Dataset entries
---

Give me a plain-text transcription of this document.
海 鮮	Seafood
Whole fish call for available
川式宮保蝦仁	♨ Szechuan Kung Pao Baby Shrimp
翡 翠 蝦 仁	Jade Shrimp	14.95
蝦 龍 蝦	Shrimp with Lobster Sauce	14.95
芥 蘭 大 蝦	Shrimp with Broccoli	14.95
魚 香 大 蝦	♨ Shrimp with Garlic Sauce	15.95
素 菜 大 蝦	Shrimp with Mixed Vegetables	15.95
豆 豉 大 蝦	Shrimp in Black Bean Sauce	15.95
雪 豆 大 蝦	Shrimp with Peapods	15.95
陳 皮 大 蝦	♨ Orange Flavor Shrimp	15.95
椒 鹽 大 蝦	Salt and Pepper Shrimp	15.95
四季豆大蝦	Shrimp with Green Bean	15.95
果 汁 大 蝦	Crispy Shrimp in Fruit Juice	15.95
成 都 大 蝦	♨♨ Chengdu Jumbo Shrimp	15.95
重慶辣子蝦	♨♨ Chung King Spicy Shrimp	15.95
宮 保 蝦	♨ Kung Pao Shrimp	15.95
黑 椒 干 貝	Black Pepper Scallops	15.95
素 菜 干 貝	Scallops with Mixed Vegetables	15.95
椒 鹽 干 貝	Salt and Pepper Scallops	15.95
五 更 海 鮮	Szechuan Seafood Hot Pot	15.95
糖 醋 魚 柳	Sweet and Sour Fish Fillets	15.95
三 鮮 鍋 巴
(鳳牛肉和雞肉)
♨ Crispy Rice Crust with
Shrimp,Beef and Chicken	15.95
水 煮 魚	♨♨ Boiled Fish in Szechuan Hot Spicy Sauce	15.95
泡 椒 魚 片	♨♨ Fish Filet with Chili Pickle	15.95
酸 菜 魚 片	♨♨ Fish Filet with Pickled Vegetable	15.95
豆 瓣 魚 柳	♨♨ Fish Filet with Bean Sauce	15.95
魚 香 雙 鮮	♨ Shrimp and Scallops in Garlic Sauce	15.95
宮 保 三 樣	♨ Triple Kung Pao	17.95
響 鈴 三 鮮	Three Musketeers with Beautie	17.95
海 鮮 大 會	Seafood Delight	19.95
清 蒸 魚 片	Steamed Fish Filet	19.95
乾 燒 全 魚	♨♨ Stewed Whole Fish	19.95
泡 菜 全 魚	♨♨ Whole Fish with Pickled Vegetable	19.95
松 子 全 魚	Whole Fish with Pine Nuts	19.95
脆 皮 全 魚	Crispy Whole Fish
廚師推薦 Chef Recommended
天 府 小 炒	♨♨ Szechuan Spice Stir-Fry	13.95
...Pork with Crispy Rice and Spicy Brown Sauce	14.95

---

Give the listing again, word for word.

Give me a plain-text transcription of this document.
海 鮮	Seafood
Whole fish call for available
川式宮保蝦仁	♨ Szechuan Kung Pao Baby Shrimp
翡 翠 蝦 仁	Jade Shrimp	14.95
蝦 龍 蝦	Shrimp with Lobster Sauce	14.95
芥 蘭 大 蝦	Shrimp with Broccoli	14.95
魚 香 大 蝦	♨ Shrimp with Garlic Sauce	15.95
素 菜 大 蝦	Shrimp with Mixed Vegetables	15.95
豆 豉 大 蝦	Shrimp in Black Bean Sauce	15.95
雪 豆 大 蝦	Shrimp with Peapods	15.95
陳 皮 大 蝦	♨ Orange Flavor Shrimp	15.95
椒 鹽 大 蝦	Salt and Pepper Shrimp	15.95
四季豆大蝦	Shrimp with Green Bean	15.95
果 汁 大 蝦	Crispy Shrimp in Fruit Juice	15.95
成 都 大 蝦	♨♨ Chengdu Jumbo Shrimp	15.95
重慶辣子蝦	♨♨ Chung King Spicy Shrimp	15.95
宮 保 蝦	♨ Kung Pao Shrimp	15.95
黑 椒 干 貝	Black Pepper Scallops	15.95
素 菜 干 貝	Scallops with Mixed Vegetables	15.95
椒 鹽 干 貝	Salt and Pepper Scallops	15.95
五 更 海 鮮	Szechuan Seafood Hot Pot	15.95
糖 醋 魚 柳	Sweet and Sour Fish Fillets	15.95
三 鮮 鍋 巴
(鳳牛肉和雞肉)
♨ Crispy Rice Crust with
Shrimp,Beef and Chicken	15.95
水 煮 魚	♨♨ Boiled Fish in Szechuan Hot Spicy Sauce	15.95
泡 椒 魚 片	♨♨ Fish Filet with Chili Pickle	15.95
酸 菜 魚 片	♨♨ Fish Filet with Pickled Vegetable	15.95
豆 瓣 魚 柳	♨♨ Fish Filet with Bean Sauce	15.95
魚 香 雙 鮮	♨ Shrimp and Scallops in Garlic Sauce	15.95
宮 保 三 樣	♨ Triple Kung Pao	17.95
響 鈴 三 鮮	Three Musketeers with Beautie	17.95
海 鮮 大 會	Seafood Delight	19.95
清 蒸 魚 片	Steamed Fish Filet	19.95
乾 燒 全 魚	♨♨ Stewed Whole Fish	19.95
泡 菜 全 魚	♨♨ Whole Fish with Pickled Vegetable	19.95
松 子 全 魚	Whole Fish with Pine Nuts	19.95
脆 皮 全 魚	Crispy Whole Fish
廚師推薦 Chef Recommended
天 府 小 炒	♨♨ Szechuan Spice Stir-Fry	13.95
...Pork with Crispy Rice and Spicy Brown Sauce	14.95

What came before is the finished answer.